What is asked
Update the data below by changing every "x-tick-label" to "x-axis-tick" and leaving everything else as it is.

Records:
┄┄┄┄┄┄┄┄┄┄
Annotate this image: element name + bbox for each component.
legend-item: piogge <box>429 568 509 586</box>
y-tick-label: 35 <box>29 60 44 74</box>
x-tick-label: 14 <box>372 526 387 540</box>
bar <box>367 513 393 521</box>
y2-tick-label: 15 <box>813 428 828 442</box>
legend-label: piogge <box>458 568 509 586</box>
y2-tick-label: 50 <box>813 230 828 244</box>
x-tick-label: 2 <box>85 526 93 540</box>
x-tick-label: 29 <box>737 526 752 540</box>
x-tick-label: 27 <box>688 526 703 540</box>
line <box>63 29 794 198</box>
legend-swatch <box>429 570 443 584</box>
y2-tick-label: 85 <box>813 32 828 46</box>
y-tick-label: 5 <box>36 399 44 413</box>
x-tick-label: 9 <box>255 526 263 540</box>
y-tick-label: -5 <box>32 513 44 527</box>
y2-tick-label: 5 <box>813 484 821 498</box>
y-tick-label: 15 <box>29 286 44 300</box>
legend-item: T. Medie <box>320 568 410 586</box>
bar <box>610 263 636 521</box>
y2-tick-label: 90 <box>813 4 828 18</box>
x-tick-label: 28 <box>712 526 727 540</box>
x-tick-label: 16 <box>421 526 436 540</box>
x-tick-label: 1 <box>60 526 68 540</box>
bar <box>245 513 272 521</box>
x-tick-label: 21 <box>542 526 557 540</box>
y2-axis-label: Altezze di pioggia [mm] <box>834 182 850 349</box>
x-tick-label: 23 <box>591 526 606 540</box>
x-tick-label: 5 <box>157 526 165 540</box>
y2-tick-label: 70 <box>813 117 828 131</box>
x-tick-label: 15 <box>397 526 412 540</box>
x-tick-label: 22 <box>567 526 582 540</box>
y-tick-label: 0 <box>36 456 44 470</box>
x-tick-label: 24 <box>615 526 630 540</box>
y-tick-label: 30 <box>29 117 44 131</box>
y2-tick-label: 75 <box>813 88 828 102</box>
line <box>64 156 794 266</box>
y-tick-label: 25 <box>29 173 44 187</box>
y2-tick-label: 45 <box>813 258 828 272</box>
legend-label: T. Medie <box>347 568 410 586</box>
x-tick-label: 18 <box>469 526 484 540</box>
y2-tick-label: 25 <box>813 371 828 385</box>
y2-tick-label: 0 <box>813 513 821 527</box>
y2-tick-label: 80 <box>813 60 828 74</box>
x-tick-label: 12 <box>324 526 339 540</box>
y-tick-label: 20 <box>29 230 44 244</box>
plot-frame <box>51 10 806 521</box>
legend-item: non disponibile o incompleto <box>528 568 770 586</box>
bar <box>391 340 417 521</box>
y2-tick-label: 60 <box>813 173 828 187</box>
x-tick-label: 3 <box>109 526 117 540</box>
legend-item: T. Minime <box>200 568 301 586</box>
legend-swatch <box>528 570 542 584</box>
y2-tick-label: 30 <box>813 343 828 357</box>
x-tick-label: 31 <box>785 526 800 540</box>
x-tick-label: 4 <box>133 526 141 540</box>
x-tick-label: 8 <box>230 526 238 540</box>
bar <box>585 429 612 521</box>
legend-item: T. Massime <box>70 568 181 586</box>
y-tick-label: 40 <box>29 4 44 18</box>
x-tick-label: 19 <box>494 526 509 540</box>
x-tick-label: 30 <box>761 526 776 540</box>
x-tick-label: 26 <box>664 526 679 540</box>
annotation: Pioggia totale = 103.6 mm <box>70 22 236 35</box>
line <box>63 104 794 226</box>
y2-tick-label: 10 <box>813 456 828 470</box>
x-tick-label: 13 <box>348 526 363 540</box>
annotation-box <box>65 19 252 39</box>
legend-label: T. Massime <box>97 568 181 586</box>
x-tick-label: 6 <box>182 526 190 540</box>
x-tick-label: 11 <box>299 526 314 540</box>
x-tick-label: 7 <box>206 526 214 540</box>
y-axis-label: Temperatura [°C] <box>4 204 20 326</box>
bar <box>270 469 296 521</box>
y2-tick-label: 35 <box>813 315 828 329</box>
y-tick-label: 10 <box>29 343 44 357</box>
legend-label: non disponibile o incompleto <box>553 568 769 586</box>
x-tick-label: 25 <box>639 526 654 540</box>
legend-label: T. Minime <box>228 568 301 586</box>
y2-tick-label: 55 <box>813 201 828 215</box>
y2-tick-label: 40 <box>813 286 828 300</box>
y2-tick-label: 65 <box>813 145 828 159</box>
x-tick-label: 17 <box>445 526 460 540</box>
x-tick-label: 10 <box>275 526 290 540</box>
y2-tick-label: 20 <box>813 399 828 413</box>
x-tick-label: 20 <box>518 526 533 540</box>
┄┄┄┄┄┄┄┄┄┄
Right answer
Annotate this image: element name + bbox for each component.
legend-item: piogge <box>429 568 509 586</box>
y-tick-label: 35 <box>29 60 44 74</box>
x-axis-tick: 14 <box>372 526 387 540</box>
bar <box>367 513 393 521</box>
y2-tick-label: 15 <box>813 428 828 442</box>
legend-label: piogge <box>458 568 509 586</box>
y2-tick-label: 50 <box>813 230 828 244</box>
x-axis-tick: 2 <box>85 526 93 540</box>
x-axis-tick: 29 <box>737 526 752 540</box>
x-axis-tick: 27 <box>688 526 703 540</box>
line <box>63 29 794 198</box>
legend-swatch <box>429 570 443 584</box>
y2-tick-label: 85 <box>813 32 828 46</box>
y-tick-label: 5 <box>36 399 44 413</box>
x-axis-tick: 9 <box>255 526 263 540</box>
y-tick-label: -5 <box>32 513 44 527</box>
y2-tick-label: 5 <box>813 484 821 498</box>
y-tick-label: 15 <box>29 286 44 300</box>
legend-item: T. Medie <box>320 568 410 586</box>
bar <box>610 263 636 521</box>
y2-tick-label: 90 <box>813 4 828 18</box>
x-axis-tick: 28 <box>712 526 727 540</box>
x-axis-tick: 16 <box>421 526 436 540</box>
x-axis-tick: 1 <box>60 526 68 540</box>
bar <box>245 513 272 521</box>
x-axis-tick: 21 <box>542 526 557 540</box>
y2-axis-label: Altezze di pioggia [mm] <box>834 182 850 349</box>
x-axis-tick: 23 <box>591 526 606 540</box>
x-axis-tick: 5 <box>157 526 165 540</box>
y2-tick-label: 70 <box>813 117 828 131</box>
x-axis-tick: 15 <box>397 526 412 540</box>
x-axis-tick: 22 <box>567 526 582 540</box>
y-tick-label: 0 <box>36 456 44 470</box>
x-axis-tick: 24 <box>615 526 630 540</box>
y-tick-label: 30 <box>29 117 44 131</box>
y2-tick-label: 75 <box>813 88 828 102</box>
line <box>64 156 794 266</box>
y-tick-label: 25 <box>29 173 44 187</box>
y2-tick-label: 45 <box>813 258 828 272</box>
legend-label: T. Medie <box>347 568 410 586</box>
x-axis-tick: 18 <box>469 526 484 540</box>
y2-tick-label: 25 <box>813 371 828 385</box>
y2-tick-label: 0 <box>813 513 821 527</box>
y2-tick-label: 80 <box>813 60 828 74</box>
x-axis-tick: 12 <box>324 526 339 540</box>
y-tick-label: 20 <box>29 230 44 244</box>
plot-frame <box>51 10 806 521</box>
legend-item: non disponibile o incompleto <box>528 568 770 586</box>
bar <box>391 340 417 521</box>
y2-tick-label: 60 <box>813 173 828 187</box>
x-axis-tick: 3 <box>109 526 117 540</box>
legend-item: T. Minime <box>200 568 301 586</box>
legend-swatch <box>528 570 542 584</box>
y2-tick-label: 30 <box>813 343 828 357</box>
x-axis-tick: 31 <box>785 526 800 540</box>
x-axis-tick: 4 <box>133 526 141 540</box>
x-axis-tick: 8 <box>230 526 238 540</box>
bar <box>585 429 612 521</box>
legend-item: T. Massime <box>70 568 181 586</box>
y-tick-label: 40 <box>29 4 44 18</box>
x-axis-tick: 19 <box>494 526 509 540</box>
x-axis-tick: 30 <box>761 526 776 540</box>
x-axis-tick: 26 <box>664 526 679 540</box>
annotation: Pioggia totale = 103.6 mm <box>70 22 236 35</box>
line <box>63 104 794 226</box>
y2-tick-label: 10 <box>813 456 828 470</box>
x-axis-tick: 13 <box>348 526 363 540</box>
annotation-box <box>65 19 252 39</box>
legend-label: T. Massime <box>97 568 181 586</box>
x-axis-tick: 6 <box>182 526 190 540</box>
x-axis-tick: 11 <box>299 526 314 540</box>
x-axis-tick: 7 <box>206 526 214 540</box>
y-axis-label: Temperatura [°C] <box>4 204 20 326</box>
bar <box>270 469 296 521</box>
y2-tick-label: 35 <box>813 315 828 329</box>
y-tick-label: 10 <box>29 343 44 357</box>
legend-label: non disponibile o incompleto <box>553 568 769 586</box>
x-axis-tick: 25 <box>639 526 654 540</box>
legend-label: T. Minime <box>228 568 301 586</box>
y2-tick-label: 55 <box>813 201 828 215</box>
y2-tick-label: 40 <box>813 286 828 300</box>
y2-tick-label: 65 <box>813 145 828 159</box>
x-axis-tick: 17 <box>445 526 460 540</box>
x-axis-tick: 10 <box>275 526 290 540</box>
y2-tick-label: 20 <box>813 399 828 413</box>
x-axis-tick: 20 <box>518 526 533 540</box>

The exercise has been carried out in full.